Check every line below for the word "ylabel" and show those that hold it.

(Lines of data)
--------------------------------
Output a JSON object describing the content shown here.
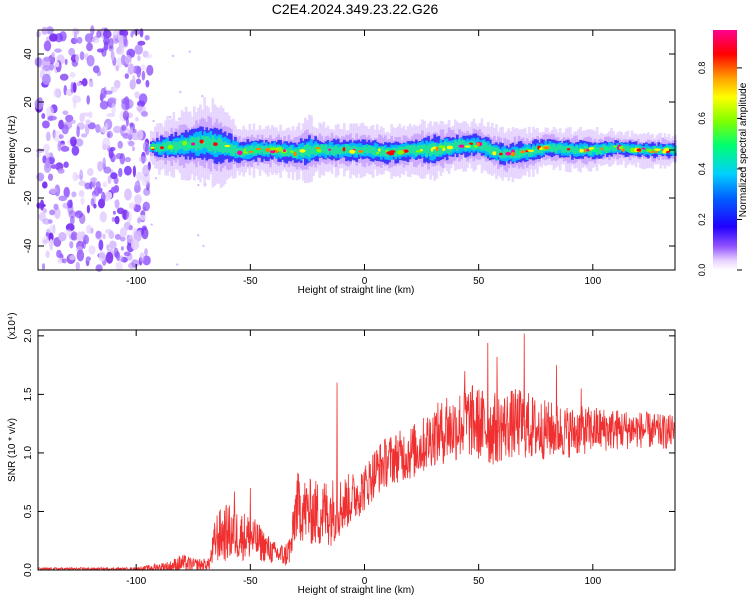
{
  "title": "C2E4.2024.349.23.22.G26",
  "colors": {
    "snr_line": "#f03030",
    "colormap": [
      "#ffffff",
      "#e6c8ff",
      "#8040ff",
      "#1000ff",
      "#00c8ff",
      "#00ff80",
      "#ffff00",
      "#ff8000",
      "#ff0000",
      "#ff00ff"
    ]
  },
  "chart_data": [
    {
      "type": "heatmap",
      "name": "spectrogram",
      "xlabel": "Height of straight line (km)",
      "ylabel": "Frequency (Hz)",
      "xlim": [
        -143,
        136
      ],
      "ylim": [
        -50,
        50
      ],
      "x_ticks": [
        -100,
        -50,
        0,
        50,
        100
      ],
      "y_ticks": [
        -40,
        -20,
        0,
        20,
        40
      ],
      "colorbar": {
        "label": "Normalized spectral amplitude",
        "range": [
          0,
          0.95
        ],
        "ticks": [
          0,
          0.2,
          0.4,
          0.6,
          0.8
        ],
        "tick_labels": [
          "0.0",
          "0.2",
          "0.4",
          "0.6",
          "0.8"
        ]
      },
      "noise_region": {
        "x_from": -143,
        "x_to": -94,
        "y_from": -50,
        "y_to": 50
      },
      "signal_track": {
        "x": [
          -94,
          -90,
          -80,
          -70,
          -65,
          -60,
          -55,
          -50,
          -40,
          -30,
          -25,
          -20,
          -10,
          0,
          10,
          20,
          30,
          40,
          50,
          55,
          60,
          70,
          80,
          90,
          100,
          110,
          120,
          130,
          136
        ],
        "center_hz": [
          1,
          1,
          2,
          3,
          2,
          1,
          -1,
          0,
          0,
          -1,
          0,
          0,
          0,
          0,
          -1,
          0,
          0,
          2,
          2,
          0,
          -2,
          -1,
          1,
          0,
          0,
          1,
          0,
          0,
          0
        ],
        "half_width_hz": [
          2,
          3,
          4,
          5,
          5,
          4,
          3,
          3,
          3,
          3,
          4,
          3,
          3,
          3,
          3,
          3,
          4,
          3,
          3,
          3,
          3,
          3,
          2.5,
          2.5,
          2.5,
          2,
          2,
          2,
          2
        ]
      }
    },
    {
      "type": "line",
      "name": "snr",
      "xlabel": "Height of straight line (km)",
      "ylabel": "SNR (10 * v/v)",
      "y_scale_label": "(x10⁴)",
      "xlim": [
        -143,
        136
      ],
      "ylim": [
        0,
        2.05
      ],
      "x_ticks": [
        -100,
        -50,
        0,
        50,
        100
      ],
      "y_ticks": [
        0,
        0.5,
        1.0,
        1.5,
        2.0
      ],
      "y_tick_labels": [
        "0.0",
        "0.5",
        "1.0",
        "1.5",
        "2.0"
      ],
      "envelope": {
        "x": [
          -143,
          -100,
          -85,
          -80,
          -75,
          -68,
          -65,
          -60,
          -55,
          -50,
          -45,
          -40,
          -35,
          -32,
          -30,
          -25,
          -20,
          -15,
          -10,
          -5,
          0,
          5,
          10,
          15,
          20,
          25,
          30,
          35,
          40,
          45,
          50,
          55,
          60,
          65,
          70,
          75,
          80,
          90,
          100,
          110,
          120,
          130,
          136
        ],
        "mean": [
          0.01,
          0.01,
          0.03,
          0.06,
          0.04,
          0.05,
          0.28,
          0.32,
          0.3,
          0.28,
          0.22,
          0.15,
          0.12,
          0.2,
          0.55,
          0.5,
          0.48,
          0.5,
          0.55,
          0.62,
          0.7,
          0.85,
          0.93,
          0.97,
          1.0,
          1.05,
          1.15,
          1.18,
          1.22,
          1.28,
          1.25,
          1.2,
          1.22,
          1.25,
          1.25,
          1.2,
          1.2,
          1.18,
          1.2,
          1.2,
          1.2,
          1.18,
          1.18
        ],
        "spread": [
          0.01,
          0.01,
          0.05,
          0.08,
          0.06,
          0.05,
          0.22,
          0.25,
          0.22,
          0.2,
          0.15,
          0.1,
          0.1,
          0.15,
          0.3,
          0.28,
          0.3,
          0.3,
          0.25,
          0.22,
          0.2,
          0.22,
          0.22,
          0.22,
          0.24,
          0.24,
          0.26,
          0.28,
          0.3,
          0.32,
          0.32,
          0.32,
          0.3,
          0.3,
          0.3,
          0.28,
          0.25,
          0.22,
          0.2,
          0.18,
          0.16,
          0.15,
          0.15
        ]
      },
      "peaks": [
        {
          "x": -57,
          "y": 0.67
        },
        {
          "x": -50,
          "y": 0.7
        },
        {
          "x": -12,
          "y": 1.6
        },
        {
          "x": 36,
          "y": 1.47
        },
        {
          "x": 44,
          "y": 1.7
        },
        {
          "x": 54,
          "y": 1.94
        },
        {
          "x": 58,
          "y": 1.82
        },
        {
          "x": 70,
          "y": 2.02
        },
        {
          "x": 84,
          "y": 1.75
        },
        {
          "x": 95,
          "y": 1.55
        }
      ]
    }
  ]
}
--------------------------------
COMPLETED EXERCISE ::
      "ylabel": "Frequency (Hz)",
      "ylabel": "SNR (10 * v/v)",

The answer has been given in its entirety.